__WHAT YOU ARE ASKED TO DO__: Would you set down every entry shown below, precisely as written?

__EXTRACTED DATA__:
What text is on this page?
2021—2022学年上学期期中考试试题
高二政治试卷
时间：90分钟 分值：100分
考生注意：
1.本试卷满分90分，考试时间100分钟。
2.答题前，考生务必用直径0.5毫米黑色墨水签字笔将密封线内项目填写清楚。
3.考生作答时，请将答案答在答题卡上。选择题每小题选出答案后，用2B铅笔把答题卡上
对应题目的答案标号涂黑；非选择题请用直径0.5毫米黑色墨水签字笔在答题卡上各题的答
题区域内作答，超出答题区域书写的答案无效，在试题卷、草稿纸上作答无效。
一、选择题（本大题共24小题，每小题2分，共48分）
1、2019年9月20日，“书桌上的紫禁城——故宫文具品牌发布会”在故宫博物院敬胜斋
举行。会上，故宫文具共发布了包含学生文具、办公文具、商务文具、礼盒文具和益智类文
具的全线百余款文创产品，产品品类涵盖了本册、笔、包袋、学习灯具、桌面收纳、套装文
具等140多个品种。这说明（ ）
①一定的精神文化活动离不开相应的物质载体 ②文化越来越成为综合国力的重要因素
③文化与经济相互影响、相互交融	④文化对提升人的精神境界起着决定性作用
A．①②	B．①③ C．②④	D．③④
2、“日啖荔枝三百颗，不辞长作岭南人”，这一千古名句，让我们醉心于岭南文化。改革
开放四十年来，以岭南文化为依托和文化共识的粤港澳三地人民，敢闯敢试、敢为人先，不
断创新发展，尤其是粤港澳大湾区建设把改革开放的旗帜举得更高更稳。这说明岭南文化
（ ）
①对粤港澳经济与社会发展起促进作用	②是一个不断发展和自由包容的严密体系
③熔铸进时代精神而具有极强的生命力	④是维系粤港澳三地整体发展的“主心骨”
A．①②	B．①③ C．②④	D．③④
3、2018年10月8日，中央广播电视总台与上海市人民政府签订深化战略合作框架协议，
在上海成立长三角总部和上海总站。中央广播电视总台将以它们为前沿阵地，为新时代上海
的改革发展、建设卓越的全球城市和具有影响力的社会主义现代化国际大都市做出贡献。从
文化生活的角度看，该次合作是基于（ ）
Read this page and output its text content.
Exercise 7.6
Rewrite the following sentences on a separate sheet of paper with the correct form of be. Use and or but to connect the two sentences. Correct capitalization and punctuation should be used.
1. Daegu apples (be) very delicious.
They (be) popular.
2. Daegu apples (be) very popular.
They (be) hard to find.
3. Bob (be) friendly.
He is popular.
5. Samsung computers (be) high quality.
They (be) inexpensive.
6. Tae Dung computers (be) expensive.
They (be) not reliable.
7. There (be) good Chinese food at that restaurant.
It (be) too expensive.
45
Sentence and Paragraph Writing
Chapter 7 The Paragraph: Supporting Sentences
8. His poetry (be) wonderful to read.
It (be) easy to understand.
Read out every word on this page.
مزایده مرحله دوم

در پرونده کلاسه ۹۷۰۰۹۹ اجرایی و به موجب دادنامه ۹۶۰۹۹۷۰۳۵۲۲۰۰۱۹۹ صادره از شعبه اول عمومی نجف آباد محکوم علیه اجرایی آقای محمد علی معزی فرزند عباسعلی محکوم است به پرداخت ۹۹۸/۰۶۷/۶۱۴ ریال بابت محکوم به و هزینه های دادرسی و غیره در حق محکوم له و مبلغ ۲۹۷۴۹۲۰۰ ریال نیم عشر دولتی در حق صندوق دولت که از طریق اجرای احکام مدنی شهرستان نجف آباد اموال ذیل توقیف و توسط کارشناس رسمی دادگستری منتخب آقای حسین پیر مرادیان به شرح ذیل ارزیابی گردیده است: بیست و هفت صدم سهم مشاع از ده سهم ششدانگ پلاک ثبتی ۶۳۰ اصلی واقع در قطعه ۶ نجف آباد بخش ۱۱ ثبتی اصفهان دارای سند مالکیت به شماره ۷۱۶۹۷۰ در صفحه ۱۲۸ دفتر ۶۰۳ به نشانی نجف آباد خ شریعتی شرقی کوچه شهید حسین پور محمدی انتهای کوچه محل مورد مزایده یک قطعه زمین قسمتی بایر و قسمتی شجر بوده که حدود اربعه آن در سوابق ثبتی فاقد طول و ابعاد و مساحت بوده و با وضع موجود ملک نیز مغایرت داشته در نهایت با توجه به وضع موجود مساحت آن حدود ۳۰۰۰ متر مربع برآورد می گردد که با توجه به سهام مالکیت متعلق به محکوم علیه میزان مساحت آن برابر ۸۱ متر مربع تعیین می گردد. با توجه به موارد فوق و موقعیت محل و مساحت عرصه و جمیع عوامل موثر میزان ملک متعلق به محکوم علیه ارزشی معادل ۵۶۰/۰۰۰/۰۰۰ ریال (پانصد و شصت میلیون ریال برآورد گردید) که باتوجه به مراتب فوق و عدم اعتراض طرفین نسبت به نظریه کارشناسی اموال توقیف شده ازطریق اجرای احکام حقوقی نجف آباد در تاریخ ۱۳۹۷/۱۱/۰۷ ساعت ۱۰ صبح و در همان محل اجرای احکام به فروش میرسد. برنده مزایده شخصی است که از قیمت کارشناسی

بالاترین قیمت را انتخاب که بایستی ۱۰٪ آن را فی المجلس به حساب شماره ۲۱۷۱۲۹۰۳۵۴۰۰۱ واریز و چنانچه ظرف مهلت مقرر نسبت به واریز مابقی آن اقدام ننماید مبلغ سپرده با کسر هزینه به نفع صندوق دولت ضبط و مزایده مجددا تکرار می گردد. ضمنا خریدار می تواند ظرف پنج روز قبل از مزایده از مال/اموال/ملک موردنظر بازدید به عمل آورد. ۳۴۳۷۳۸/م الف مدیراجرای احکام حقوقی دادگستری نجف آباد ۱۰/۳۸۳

__RESULT__:
What text is on this page?
2021—2022学年上学期期中考试试题
高二政治试卷
时间：90分钟 分值：100分
考生注意：
1.本试卷满分90分，考试时间100分钟。
2.答题前，考生务必用直径0.5毫米黑色墨水签字笔将密封线内项目填写清楚。
3.考生作答时，请将答案答在答题卡上。选择题每小题选出答案后，用2B铅笔把答题卡上
对应题目的答案标号涂黑；非选择题请用直径0.5毫米黑色墨水签字笔在答题卡上各题的答
题区域内作答，超出答题区域书写的答案无效，在试题卷、草稿纸上作答无效。
一、选择题（本大题共24小题，每小题2分，共48分）
1、2019年9月20日，“书桌上的紫禁城——故宫文具品牌发布会”在故宫博物院敬胜斋
举行。会上，故宫文具共发布了包含学生文具、办公文具、商务文具、礼盒文具和益智类文
具的全线百余款文创产品，产品品类涵盖了本册、笔、包袋、学习灯具、桌面收纳、套装文
具等140多个品种。这说明（ ）
①一定的精神文化活动离不开相应的物质载体 ②文化越来越成为综合国力的重要因素
③文化与经济相互影响、相互交融	④文化对提升人的精神境界起着决定性作用
A．①②	B．①③ C．②④	D．③④
2、“日啖荔枝三百颗，不辞长作岭南人”，这一千古名句，让我们醉心于岭南文化。改革
开放四十年来，以岭南文化为依托和文化共识的粤港澳三地人民，敢闯敢试、敢为人先，不
断创新发展，尤其是粤港澳大湾区建设把改革开放的旗帜举得更高更稳。这说明岭南文化
（ ）
①对粤港澳经济与社会发展起促进作用	②是一个不断发展和自由包容的严密体系
③熔铸进时代精神而具有极强的生命力	④是维系粤港澳三地整体发展的“主心骨”
A．①②	B．①③ C．②④	D．③④
3、2018年10月8日，中央广播电视总台与上海市人民政府签订深化战略合作框架协议，
在上海成立长三角总部和上海总站。中央广播电视总台将以它们为前沿阵地，为新时代上海
的改革发展、建设卓越的全球城市和具有影响力的社会主义现代化国际大都市做出贡献。从
文化生活的角度看，该次合作是基于（ ）
Read this page and output its text content.
Exercise 7.6
Rewrite the following sentences on a separate sheet of paper with the correct form of be. Use and or but to connect the two sentences. Correct capitalization and punctuation should be used.
1. Daegu apples (be) very delicious.
They (be) popular.
2. Daegu apples (be) very popular.
They (be) hard to find.
3. Bob (be) friendly.
He is popular.
5. Samsung computers (be) high quality.
They (be) inexpensive.
6. Tae Dung computers (be) expensive.
They (be) not reliable.
7. There (be) good Chinese food at that restaurant.
It (be) too expensive.
45
Sentence and Paragraph Writing
Chapter 7 The Paragraph: Supporting Sentences
8. His poetry (be) wonderful to read.
It (be) easy to understand.
Read out every word on this page.
مزایده مرحله دوم

در پرونده کلاسه ۹۷۰۰۹۹ اجرایی و به موجب دادنامه ۹۶۰۹۹۷۰۳۵۲۲۰۰۱۹۹ صادره از شعبه اول عمومی نجف آباد محکوم علیه اجرایی آقای محمد علی معزی فرزند عباسعلی محکوم است به پرداخت ۹۹۸/۰۶۷/۶۱۴ ریال بابت محکوم به و هزینه های دادرسی و غیره در حق محکوم له و مبلغ ۲۹۷۴۹۲۰۰ ریال نیم عشر دولتی در حق صندوق دولت که از طریق اجرای احکام مدنی شهرستان نجف آباد اموال ذیل توقیف و توسط کارشناس رسمی دادگستری منتخب آقای حسین پیر مرادیان به شرح ذیل ارزیابی گردیده است: بیست و هفت صدم سهم مشاع از ده سهم ششدانگ پلاک ثبتی ۶۳۰ اصلی واقع در قطعه ۶ نجف آباد بخش ۱۱ ثبتی اصفهان دارای سند مالکیت به شماره ۷۱۶۹۷۰ در صفحه ۱۲۸ دفتر ۶۰۳ به نشانی نجف آباد خ شریعتی شرقی کوچه شهید حسین پور محمدی انتهای کوچه محل مورد مزایده یک قطعه زمین قسمتی بایر و قسمتی شجر بوده که حدود اربعه آن در سوابق ثبتی فاقد طول و ابعاد و مساحت بوده و با وضع موجود ملک نیز مغایرت داشته در نهایت با توجه به وضع موجود مساحت آن حدود ۳۰۰۰ متر مربع برآورد می گردد که با توجه به سهام مالکیت متعلق به محکوم علیه میزان مساحت آن برابر ۸۱ متر مربع تعیین می گردد. با توجه به موارد فوق و موقعیت محل و مساحت عرصه و جمیع عوامل موثر میزان ملک متعلق به محکوم علیه ارزشی معادل ۵۶۰/۰۰۰/۰۰۰ ریال (پانصد و شصت میلیون ریال برآورد گردید) که باتوجه به مراتب فوق و عدم اعتراض طرفین نسبت به نظریه کارشناسی اموال توقیف شده ازطریق اجرای احکام حقوقی نجف آباد در تاریخ ۱۳۹۷/۱۱/۰۷ ساعت ۱۰ صبح و در همان محل اجرای احکام به فروش میرسد. برنده مزایده شخصی است که از قیمت کارشناسی

بالاترین قیمت را انتخاب که بایستی ۱۰٪ آن را فی المجلس به حساب شماره ۲۱۷۱۲۹۰۳۵۴۰۰۱ واریز و چنانچه ظرف مهلت مقرر نسبت به واریز مابقی آن اقدام ننماید مبلغ سپرده با کسر هزینه به نفع صندوق دولت ضبط و مزایده مجددا تکرار می گردد. ضمنا خریدار می تواند ظرف پنج روز قبل از مزایده از مال/اموال/ملک موردنظر بازدید به عمل آورد. ۳۴۳۷۳۸/م الف مدیراجرای احکام حقوقی دادگستری نجف آباد ۱۰/۳۸۳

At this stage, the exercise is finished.